» Requirements: Count how many lines in the material below hold the word "dalam"; the reply is that number alone.

» Raw records:
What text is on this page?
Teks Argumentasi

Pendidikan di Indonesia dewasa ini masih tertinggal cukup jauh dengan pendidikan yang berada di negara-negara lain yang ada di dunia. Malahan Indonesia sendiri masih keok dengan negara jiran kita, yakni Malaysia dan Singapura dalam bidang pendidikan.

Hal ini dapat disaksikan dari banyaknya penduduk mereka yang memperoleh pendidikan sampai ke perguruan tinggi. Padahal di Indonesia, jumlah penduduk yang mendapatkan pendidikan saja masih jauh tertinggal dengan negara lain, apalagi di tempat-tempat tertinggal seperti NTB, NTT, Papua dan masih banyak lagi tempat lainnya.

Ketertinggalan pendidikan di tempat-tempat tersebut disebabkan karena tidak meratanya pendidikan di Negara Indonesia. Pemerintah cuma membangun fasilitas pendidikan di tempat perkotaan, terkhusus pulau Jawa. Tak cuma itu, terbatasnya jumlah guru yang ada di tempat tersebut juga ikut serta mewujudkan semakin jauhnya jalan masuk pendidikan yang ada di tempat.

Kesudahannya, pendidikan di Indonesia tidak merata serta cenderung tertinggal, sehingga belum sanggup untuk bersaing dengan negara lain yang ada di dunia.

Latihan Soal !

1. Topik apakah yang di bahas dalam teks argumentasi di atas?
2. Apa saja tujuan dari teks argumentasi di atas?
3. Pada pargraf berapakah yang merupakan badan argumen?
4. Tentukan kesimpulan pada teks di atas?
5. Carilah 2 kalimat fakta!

» Correct output: 2